[RECORD EXCERPTS]:

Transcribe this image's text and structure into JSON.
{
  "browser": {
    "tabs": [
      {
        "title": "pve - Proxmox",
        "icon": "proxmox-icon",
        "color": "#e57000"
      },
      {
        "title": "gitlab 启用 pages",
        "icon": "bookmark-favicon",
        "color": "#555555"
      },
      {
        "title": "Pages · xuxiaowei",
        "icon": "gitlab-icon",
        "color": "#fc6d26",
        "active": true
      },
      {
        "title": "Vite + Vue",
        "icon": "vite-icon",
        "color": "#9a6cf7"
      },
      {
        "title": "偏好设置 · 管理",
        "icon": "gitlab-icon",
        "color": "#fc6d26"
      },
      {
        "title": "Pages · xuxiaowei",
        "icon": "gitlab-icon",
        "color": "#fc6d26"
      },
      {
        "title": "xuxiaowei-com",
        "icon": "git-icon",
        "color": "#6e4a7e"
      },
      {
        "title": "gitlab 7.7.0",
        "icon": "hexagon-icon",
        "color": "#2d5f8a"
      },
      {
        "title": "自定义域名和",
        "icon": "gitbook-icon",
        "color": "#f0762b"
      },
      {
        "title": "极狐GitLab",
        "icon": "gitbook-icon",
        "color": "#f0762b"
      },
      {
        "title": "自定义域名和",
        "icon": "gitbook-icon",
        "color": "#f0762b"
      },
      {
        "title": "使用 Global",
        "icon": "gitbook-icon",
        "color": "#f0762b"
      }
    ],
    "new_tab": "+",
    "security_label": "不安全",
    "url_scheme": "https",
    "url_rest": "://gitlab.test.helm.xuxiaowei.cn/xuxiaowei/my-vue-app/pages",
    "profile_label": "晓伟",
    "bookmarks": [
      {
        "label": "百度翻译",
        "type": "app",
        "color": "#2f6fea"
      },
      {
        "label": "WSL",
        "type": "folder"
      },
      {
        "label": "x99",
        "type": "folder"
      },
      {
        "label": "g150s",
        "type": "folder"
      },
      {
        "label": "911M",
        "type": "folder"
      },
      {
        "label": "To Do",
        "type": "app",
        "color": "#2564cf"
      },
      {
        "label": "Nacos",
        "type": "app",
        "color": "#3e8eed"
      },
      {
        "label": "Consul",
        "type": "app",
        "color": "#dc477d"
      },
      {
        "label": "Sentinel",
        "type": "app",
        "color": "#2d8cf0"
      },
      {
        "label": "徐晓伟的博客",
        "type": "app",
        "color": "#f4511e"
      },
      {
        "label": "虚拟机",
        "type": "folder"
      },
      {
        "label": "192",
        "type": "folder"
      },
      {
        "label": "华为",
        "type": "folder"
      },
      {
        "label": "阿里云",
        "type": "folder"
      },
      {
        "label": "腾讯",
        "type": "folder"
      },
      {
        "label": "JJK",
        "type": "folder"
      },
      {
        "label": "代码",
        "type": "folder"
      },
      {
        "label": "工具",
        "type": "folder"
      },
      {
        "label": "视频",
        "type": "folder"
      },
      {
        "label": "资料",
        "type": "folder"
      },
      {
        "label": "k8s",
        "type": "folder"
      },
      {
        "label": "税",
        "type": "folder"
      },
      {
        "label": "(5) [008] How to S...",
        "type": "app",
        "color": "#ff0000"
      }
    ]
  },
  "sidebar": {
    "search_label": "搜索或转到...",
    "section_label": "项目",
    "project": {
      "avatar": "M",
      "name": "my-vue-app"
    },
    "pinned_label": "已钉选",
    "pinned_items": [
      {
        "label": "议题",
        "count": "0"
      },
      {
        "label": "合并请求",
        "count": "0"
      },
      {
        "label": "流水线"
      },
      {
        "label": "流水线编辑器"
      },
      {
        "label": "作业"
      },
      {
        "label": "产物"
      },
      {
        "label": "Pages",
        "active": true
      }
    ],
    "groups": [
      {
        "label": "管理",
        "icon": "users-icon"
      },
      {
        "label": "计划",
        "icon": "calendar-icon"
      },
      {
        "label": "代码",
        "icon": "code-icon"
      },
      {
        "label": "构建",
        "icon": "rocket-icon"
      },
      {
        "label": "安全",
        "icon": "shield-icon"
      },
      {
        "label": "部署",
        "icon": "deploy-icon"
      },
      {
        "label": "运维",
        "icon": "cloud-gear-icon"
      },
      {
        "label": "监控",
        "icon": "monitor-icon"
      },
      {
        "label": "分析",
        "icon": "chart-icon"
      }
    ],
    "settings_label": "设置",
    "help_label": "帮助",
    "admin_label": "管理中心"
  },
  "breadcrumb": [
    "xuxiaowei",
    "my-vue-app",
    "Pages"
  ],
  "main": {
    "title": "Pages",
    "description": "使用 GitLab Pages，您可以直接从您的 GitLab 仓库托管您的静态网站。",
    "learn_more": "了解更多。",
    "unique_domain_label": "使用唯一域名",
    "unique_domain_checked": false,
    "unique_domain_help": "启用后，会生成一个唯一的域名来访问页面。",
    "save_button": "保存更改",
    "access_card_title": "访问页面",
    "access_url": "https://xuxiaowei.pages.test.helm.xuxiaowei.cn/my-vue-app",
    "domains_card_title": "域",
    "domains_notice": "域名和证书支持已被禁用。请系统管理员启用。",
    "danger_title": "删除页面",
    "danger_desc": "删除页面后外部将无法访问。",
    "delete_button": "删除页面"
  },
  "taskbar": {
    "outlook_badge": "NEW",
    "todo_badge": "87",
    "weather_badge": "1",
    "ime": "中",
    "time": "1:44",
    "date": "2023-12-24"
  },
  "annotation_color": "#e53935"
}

[PROBLEM STATEMENT]: Using the records above, gather all lines where the string "helm" is present.

[EXERCISE SOLUTION]:
    "url_rest": "://gitlab.test.helm.xuxiaowei.cn/xuxiaowei/my-vue-app/pages",
    "access_url": "https://xuxiaowei.pages.test.helm.xuxiaowei.cn/my-vue-app",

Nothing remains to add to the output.